# [YOUR TASK]
Without leaving out a single line, copy the records exactly.

===============

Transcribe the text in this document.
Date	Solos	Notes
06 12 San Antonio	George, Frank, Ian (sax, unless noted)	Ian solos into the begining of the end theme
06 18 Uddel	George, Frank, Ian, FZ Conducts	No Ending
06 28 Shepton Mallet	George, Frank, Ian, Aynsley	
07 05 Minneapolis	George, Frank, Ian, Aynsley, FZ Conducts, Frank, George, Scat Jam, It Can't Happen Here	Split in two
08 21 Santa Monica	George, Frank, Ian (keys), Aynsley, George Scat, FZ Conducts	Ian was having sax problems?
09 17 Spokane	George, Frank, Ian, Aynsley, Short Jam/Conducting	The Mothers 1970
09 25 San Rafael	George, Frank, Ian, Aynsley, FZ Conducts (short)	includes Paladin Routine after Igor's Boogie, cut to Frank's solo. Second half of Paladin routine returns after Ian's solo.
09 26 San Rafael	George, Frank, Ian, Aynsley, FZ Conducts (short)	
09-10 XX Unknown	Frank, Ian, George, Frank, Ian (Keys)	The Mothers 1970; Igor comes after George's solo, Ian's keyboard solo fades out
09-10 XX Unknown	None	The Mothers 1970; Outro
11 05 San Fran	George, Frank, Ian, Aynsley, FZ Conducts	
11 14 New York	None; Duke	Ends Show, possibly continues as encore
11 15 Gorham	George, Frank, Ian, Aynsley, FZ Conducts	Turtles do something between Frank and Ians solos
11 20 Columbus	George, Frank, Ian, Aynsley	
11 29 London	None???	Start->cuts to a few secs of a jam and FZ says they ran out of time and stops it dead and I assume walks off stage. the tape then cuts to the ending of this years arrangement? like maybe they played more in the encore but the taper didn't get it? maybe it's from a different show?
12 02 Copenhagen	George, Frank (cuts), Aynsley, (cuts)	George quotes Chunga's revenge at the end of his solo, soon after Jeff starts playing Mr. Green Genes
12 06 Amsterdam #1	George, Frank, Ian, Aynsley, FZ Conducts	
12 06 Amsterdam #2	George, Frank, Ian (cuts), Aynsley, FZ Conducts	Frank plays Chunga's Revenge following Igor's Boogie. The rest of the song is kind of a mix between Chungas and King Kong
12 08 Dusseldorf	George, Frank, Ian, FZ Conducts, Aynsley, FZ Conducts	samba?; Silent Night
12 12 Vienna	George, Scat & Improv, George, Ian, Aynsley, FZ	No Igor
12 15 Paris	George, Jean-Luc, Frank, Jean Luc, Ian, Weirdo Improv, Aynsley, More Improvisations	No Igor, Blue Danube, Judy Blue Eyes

===============

# [SOLUTION TO THIS EXERCISE]
Transcribe the text in this document.
Date	Solos	Notes
06 12 San Antonio	George, Frank, Ian (sax, unless noted)	Ian solos into the begining of the end theme
06 18 Uddel	George, Frank, Ian, FZ Conducts	No Ending
06 28 Shepton Mallet	George, Frank, Ian, Aynsley	
07 05 Minneapolis	George, Frank, Ian, Aynsley, FZ Conducts, Frank, George, Scat Jam, It Can't Happen Here	Split in two
08 21 Santa Monica	George, Frank, Ian (keys), Aynsley, George Scat, FZ Conducts	Ian was having sax problems?
09 17 Spokane	George, Frank, Ian, Aynsley, Short Jam/Conducting	The Mothers 1970
09 25 San Rafael	George, Frank, Ian, Aynsley, FZ Conducts (short)	includes Paladin Routine after Igor's Boogie, cut to Frank's solo. Second half of Paladin routine returns after Ian's solo.
09 26 San Rafael	George, Frank, Ian, Aynsley, FZ Conducts (short)	
09-10 XX Unknown	Frank, Ian, George, Frank, Ian (Keys)	The Mothers 1970; Igor comes after George's solo, Ian's keyboard solo fades out
09-10 XX Unknown	None	The Mothers 1970; Outro
11 05 San Fran	George, Frank, Ian, Aynsley, FZ Conducts	
11 14 New York	None; Duke	Ends Show, possibly continues as encore
11 15 Gorham	George, Frank, Ian, Aynsley, FZ Conducts	Turtles do something between Frank and Ians solos
11 20 Columbus	George, Frank, Ian, Aynsley	
11 29 London	None???	Start->cuts to a few secs of a jam and FZ says they ran out of time and stops it dead and I assume walks off stage. the tape then cuts to the ending of this years arrangement? like maybe they played more in the encore but the taper didn't get it? maybe it's from a different show?
12 02 Copenhagen	George, Frank (cuts), Aynsley, (cuts)	George quotes Chunga's revenge at the end of his solo, soon after Jeff starts playing Mr. Green Genes
12 06 Amsterdam #1	George, Frank, Ian, Aynsley, FZ Conducts	
12 06 Amsterdam #2	George, Frank, Ian (cuts), Aynsley, FZ Conducts	Frank plays Chunga's Revenge following Igor's Boogie. The rest of the song is kind of a mix between Chungas and King Kong
12 08 Dusseldorf	George, Frank, Ian, FZ Conducts, Aynsley, FZ Conducts	samba?; Silent Night
12 12 Vienna	George, Scat & Improv, George, Ian, Aynsley, FZ	No Igor
12 15 Paris	George, Jean-Luc, Frank, Jean Luc, Ian, Weirdo Improv, Aynsley, More Improvisations	No Igor, Blue Danube, Judy Blue Eyes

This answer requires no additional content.